▸ **Written request A**
Reproduce a passage from the Colombia blog post verbatim, starting at the words "The Rainbow Connection" and ending after the words "people living here in Cartagena.".

▸ **Text block**

I'm still trying to wrap my head around everything. Now that I'm moving back to the States, I'll have more time to really think about all my experiences in Colombia. I've got so many new relatives that I had to make up a cheat sheet just to get all the names and their relationships to me straight. As you know, I have 5 brothers and sisters who all have children, so that in itself is hard to remember. But, just last week I realized that I have 8 aunts and uncles who all have children, too...! I look forward to getting to know all of them one day.
Colombia has been an amazing adventure that I will spend a lifetime thinking about. I wouldn't change my time there for anything. I hope to go back soon because I left a big piece of myself there. My heart was heavy leaving Cartagena because I feel such a strong connection to Colombia. While there were a lot of cultural differences that were hard to get used to, I couldn't deny the feeling of being at "home" and being comfortable in my skin. The paths I followed while there just felt right. I finally followed the right path home and I can't wait to go back someday. Now I know how it feels when following my gut and how the path just opens up naturally when you're going in the right direction. I feel stronger, more confident, fufilled, beautiful, and amazing- like i've been walking on air for the past 7 months.
Colombia definitely es Pasión!!

Friday, April 16, 2010

The Rainbow Connection

It's impossible to walk around Colombia and not see the bright splashes of color around every corner. When Americans first step foot in Cartagena, one of their first comments is that they love how colorful this city is. The colors of the houses, apartments, administration buildings, busses, and schools span the entire rainbow spectrum. I agree- I wish cities in the States had half the amount of colors Colombian cities have, but this blog is not about the colors of buildings. This blog is about the color diversity of the people living here in Cartagena.

I immediately felt more comfortable in my skin living here in Cartagena. Growing up, I always looked different- not just in the classroom or on the swim team, but also in my family. Our family lived in a white neighborhood. I stood out in everything I did...in school, on the soccer team, taking music lessons, in girl scouts, or just walking around with my family. You get used to looking different, but i loved when my family or friends would go somewhere and they would be in the minority. I didn't feel so different when there were people around who looked like me.

The first time I came to Colombia, I couldn't explain why I felt so comfortable. I felt like it was a 2nd home. Now I understand why I felt that way. I felt comfortable in my skin- it's a hard feeling to explain, but I know most of you have felt the same at one point in your life. I fit in here...at least when it comes to appearance. I love how Colombian's skin color ranges from every color in between white and black- it's beautiful. The lighter colors are a result of the Europeans and Spanish who were here during colonial times (beginning in 1533). There are tons of international ex pats who have moved from all over the world to live in this beautiful country, which just adds to the diversity found here.

▸ **Information provided**

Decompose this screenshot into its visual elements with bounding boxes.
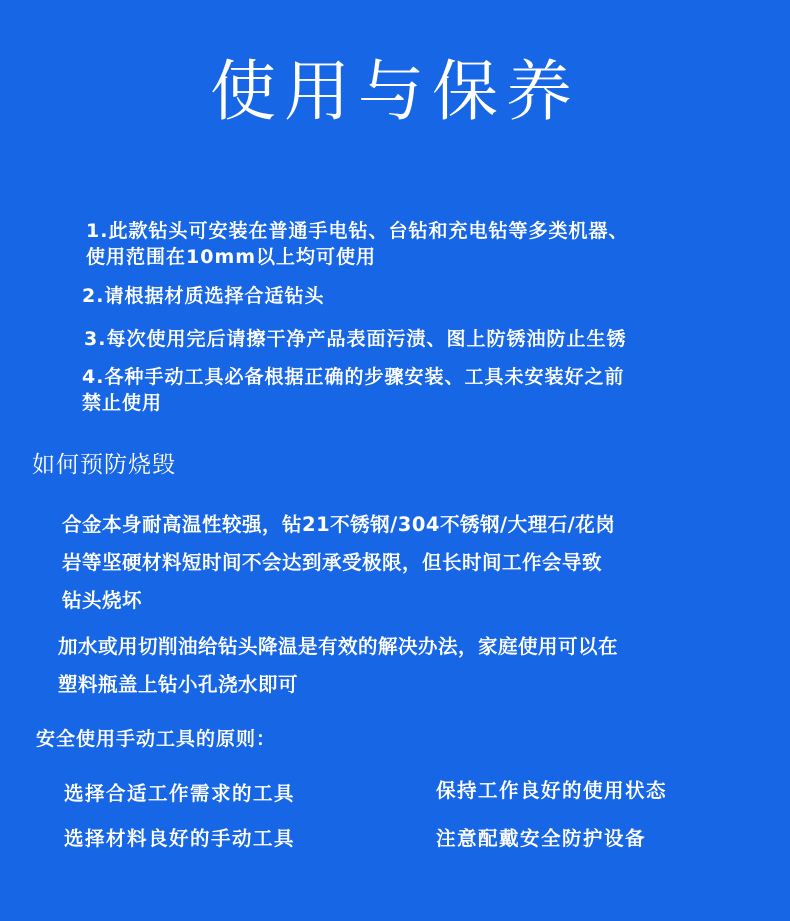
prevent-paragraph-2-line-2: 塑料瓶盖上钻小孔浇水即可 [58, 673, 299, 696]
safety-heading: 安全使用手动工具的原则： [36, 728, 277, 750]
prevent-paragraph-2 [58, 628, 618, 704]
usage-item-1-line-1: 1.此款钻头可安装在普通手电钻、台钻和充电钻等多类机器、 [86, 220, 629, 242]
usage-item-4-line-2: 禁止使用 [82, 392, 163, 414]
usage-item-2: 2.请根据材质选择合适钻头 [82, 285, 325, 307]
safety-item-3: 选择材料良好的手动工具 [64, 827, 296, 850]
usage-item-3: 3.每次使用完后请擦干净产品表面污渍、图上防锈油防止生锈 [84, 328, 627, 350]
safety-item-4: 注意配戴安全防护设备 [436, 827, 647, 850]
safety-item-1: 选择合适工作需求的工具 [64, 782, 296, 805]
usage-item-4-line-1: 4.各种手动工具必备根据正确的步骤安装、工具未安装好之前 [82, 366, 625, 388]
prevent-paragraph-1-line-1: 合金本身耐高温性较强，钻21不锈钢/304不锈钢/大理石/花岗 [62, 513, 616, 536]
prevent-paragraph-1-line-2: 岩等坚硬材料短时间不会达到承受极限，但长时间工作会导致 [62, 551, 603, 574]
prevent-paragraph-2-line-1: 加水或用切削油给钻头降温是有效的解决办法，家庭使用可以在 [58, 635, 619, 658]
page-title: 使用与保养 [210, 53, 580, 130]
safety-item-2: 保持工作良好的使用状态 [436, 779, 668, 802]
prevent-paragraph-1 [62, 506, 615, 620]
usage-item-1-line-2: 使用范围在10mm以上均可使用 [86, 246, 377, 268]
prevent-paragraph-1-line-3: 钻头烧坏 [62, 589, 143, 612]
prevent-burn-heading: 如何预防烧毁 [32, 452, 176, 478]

▸ **Written request B**
Present every line of the listing above as a Markdown table with the columns "No." and "Entry", skipping blank lines and leaving out the pictures.

▸ **Expected answer A**
The Rainbow Connection

It's impossible to walk around Colombia and not see the bright splashes of color around every corner. When Americans first step foot in Cartagena, one of their first comments is that they love how colorful this city is. The colors of the houses, apartments, administration buildings, busses, and schools span the entire rainbow spectrum. I agree- I wish cities in the States had half the amount of colors Colombian cities have, but this blog is not about the colors of buildings. This blog is about the color diversity of the people living here in Cartagena.

▸ **Expected answer B**
| No. | Entry |
|---|---|
| 1 | Decompose this screenshot into its visual elements with bounding boxes. |
| 2 | prevent-paragraph-2-line-2: 塑料瓶盖上钻小孔浇水即可 [58, 673, 299, 696] |
| 3 | safety-heading: 安全使用手动工具的原则： [36, 728, 277, 750] |
| 4 | prevent-paragraph-2 [58, 628, 618, 704] |
| 5 | usage-item-1-line-1: 1.此款钻头可安装在普通手电钻、台钻和充电钻等多类机器、 [86, 220, 629, 242] |
| 6 | usage-item-4-line-2: 禁止使用 [82, 392, 163, 414] |
| 7 | usage-item-2: 2.请根据材质选择合适钻头 [82, 285, 325, 307] |
| 8 | safety-item-3: 选择材料良好的手动工具 [64, 827, 296, 850] |
| 9 | usage-item-3: 3.每次使用完后请擦干净产品表面污渍、图上防锈油防止生锈 [84, 328, 627, 350] |
| 10 | safety-item-4: 注意配戴安全防护设备 [436, 827, 647, 850] |
| 11 | safety-item-1: 选择合适工作需求的工具 [64, 782, 296, 805] |
| 12 | usage-item-4-line-1: 4.各种手动工具必备根据正确的步骤安装、工具未安装好之前 [82, 366, 625, 388] |
| 13 | prevent-paragraph-1-line-1: 合金本身耐高温性较强，钻21不锈钢/304不锈钢/大理石/花岗 [62, 513, 616, 536] |
| 14 | prevent-paragraph-1-line-2: 岩等坚硬材料短时间不会达到承受极限，但长时间工作会导致 [62, 551, 603, 574] |
| 15 | prevent-paragraph-2-line-1: 加水或用切削油给钻头降温是有效的解决办法，家庭使用可以在 [58, 635, 619, 658] |
| 16 | page-title: 使用与保养 [210, 53, 580, 130] |
| 17 | safety-item-2: 保持工作良好的使用状态 [436, 779, 668, 802] |
| 18 | prevent-paragraph-1 [62, 506, 615, 620] |
| 19 | usage-item-1-line-2: 使用范围在10mm以上均可使用 [86, 246, 377, 268] |
| 20 | prevent-paragraph-1-line-3: 钻头烧坏 [62, 589, 143, 612] |
| 21 | prevent-burn-heading: 如何预防烧毁 [32, 452, 176, 478] |